# Start of Provided records
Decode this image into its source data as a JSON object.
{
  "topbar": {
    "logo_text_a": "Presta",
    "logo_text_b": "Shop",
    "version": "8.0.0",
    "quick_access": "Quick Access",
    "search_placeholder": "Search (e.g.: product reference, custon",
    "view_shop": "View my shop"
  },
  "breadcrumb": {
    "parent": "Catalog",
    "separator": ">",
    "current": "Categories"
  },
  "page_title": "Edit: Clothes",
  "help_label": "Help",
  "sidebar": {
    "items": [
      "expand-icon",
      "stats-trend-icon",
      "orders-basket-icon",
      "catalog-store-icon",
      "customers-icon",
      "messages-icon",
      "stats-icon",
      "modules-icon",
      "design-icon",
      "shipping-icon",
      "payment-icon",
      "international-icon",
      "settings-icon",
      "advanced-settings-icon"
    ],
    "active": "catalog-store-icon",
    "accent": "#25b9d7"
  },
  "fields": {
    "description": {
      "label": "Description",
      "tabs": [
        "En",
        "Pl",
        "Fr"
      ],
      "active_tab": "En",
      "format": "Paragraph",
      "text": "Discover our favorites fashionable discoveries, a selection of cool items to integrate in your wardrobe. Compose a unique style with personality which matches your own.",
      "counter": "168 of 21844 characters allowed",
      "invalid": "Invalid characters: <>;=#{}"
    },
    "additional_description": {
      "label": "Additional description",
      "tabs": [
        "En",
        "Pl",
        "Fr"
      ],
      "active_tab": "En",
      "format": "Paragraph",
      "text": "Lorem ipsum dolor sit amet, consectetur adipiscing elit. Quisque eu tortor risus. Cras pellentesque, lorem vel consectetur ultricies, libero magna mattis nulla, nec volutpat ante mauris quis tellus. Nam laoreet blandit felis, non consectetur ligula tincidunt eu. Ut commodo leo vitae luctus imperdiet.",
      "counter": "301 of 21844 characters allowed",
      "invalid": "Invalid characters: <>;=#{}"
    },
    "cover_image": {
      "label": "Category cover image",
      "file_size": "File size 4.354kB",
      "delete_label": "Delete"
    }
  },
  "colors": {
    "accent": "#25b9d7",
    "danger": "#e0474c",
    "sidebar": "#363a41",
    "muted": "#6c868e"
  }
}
# End of Provided records
**What you should do:** Look for the word "settings" and return every line where it occurs.

**Result for this task:**
      "settings-icon",
      "advanced-settings-icon"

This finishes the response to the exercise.